WRITTEN PROBLEM: Print every entry exactly as written.

==== RECORDS SUPPLIED ====

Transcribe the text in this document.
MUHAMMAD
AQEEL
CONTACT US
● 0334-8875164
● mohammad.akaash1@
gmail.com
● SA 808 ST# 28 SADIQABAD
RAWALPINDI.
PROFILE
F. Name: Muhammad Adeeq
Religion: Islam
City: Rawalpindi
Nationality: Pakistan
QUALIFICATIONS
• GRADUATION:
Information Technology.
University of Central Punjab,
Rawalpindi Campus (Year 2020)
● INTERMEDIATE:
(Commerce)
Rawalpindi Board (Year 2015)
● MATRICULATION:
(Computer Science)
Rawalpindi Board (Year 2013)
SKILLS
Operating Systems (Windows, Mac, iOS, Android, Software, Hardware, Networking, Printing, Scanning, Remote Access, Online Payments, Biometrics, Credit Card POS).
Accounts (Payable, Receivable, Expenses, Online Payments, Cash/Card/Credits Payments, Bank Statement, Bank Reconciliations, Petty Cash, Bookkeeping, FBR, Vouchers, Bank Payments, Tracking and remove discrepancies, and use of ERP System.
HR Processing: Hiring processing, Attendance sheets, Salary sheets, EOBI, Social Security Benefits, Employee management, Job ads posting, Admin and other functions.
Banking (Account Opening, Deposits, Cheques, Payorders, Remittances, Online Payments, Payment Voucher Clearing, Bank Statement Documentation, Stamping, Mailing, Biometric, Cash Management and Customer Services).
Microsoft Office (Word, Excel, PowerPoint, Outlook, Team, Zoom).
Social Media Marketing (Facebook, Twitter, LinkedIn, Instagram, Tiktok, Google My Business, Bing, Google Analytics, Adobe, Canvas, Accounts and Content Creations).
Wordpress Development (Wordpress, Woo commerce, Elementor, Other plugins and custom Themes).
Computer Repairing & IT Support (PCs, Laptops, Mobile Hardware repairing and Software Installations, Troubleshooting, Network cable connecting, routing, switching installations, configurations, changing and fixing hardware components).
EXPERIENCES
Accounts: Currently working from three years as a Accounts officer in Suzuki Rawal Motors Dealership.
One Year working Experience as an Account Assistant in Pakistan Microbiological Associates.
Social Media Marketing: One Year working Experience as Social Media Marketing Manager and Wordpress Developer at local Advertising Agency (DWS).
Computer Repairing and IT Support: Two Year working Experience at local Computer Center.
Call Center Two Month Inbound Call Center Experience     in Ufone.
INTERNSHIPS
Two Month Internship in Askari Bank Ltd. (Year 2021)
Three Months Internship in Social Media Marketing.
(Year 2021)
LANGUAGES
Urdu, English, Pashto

====

REPLY:
Transcribe the text in this document.
MUHAMMAD
AQEEL
CONTACT US
● 0334-8875164
● mohammad.akaash1@
gmail.com
● SA 808 ST# 28 SADIQABAD
RAWALPINDI.
PROFILE
F. Name: Muhammad Adeeq
Religion: Islam
City: Rawalpindi
Nationality: Pakistan
QUALIFICATIONS
• GRADUATION:
Information Technology.
University of Central Punjab,
Rawalpindi Campus (Year 2020)
● INTERMEDIATE:
(Commerce)
Rawalpindi Board (Year 2015)
● MATRICULATION:
(Computer Science)
Rawalpindi Board (Year 2013)
SKILLS
Operating Systems (Windows, Mac, iOS, Android, Software, Hardware, Networking, Printing, Scanning, Remote Access, Online Payments, Biometrics, Credit Card POS).
Accounts (Payable, Receivable, Expenses, Online Payments, Cash/Card/Credits Payments, Bank Statement, Bank Reconciliations, Petty Cash, Bookkeeping, FBR, Vouchers, Bank Payments, Tracking and remove discrepancies, and use of ERP System.
HR Processing: Hiring processing, Attendance sheets, Salary sheets, EOBI, Social Security Benefits, Employee management, Job ads posting, Admin and other functions.
Banking (Account Opening, Deposits, Cheques, Payorders, Remittances, Online Payments, Payment Voucher Clearing, Bank Statement Documentation, Stamping, Mailing, Biometric, Cash Management and Customer Services).
Microsoft Office (Word, Excel, PowerPoint, Outlook, Team, Zoom).
Social Media Marketing (Facebook, Twitter, LinkedIn, Instagram, Tiktok, Google My Business, Bing, Google Analytics, Adobe, Canvas, Accounts and Content Creations).
Wordpress Development (Wordpress, Woo commerce, Elementor, Other plugins and custom Themes).
Computer Repairing & IT Support (PCs, Laptops, Mobile Hardware repairing and Software Installations, Troubleshooting, Network cable connecting, routing, switching installations, configurations, changing and fixing hardware components).
EXPERIENCES
Accounts: Currently working from three years as a Accounts officer in Suzuki Rawal Motors Dealership.
One Year working Experience as an Account Assistant in Pakistan Microbiological Associates.
Social Media Marketing: One Year working Experience as Social Media Marketing Manager and Wordpress Developer at local Advertising Agency (DWS).
Computer Repairing and IT Support: Two Year working Experience at local Computer Center.
Call Center Two Month Inbound Call Center Experience     in Ufone.
INTERNSHIPS
Two Month Internship in Askari Bank Ltd. (Year 2021)
Three Months Internship in Social Media Marketing.
(Year 2021)
LANGUAGES
Urdu, English, Pashto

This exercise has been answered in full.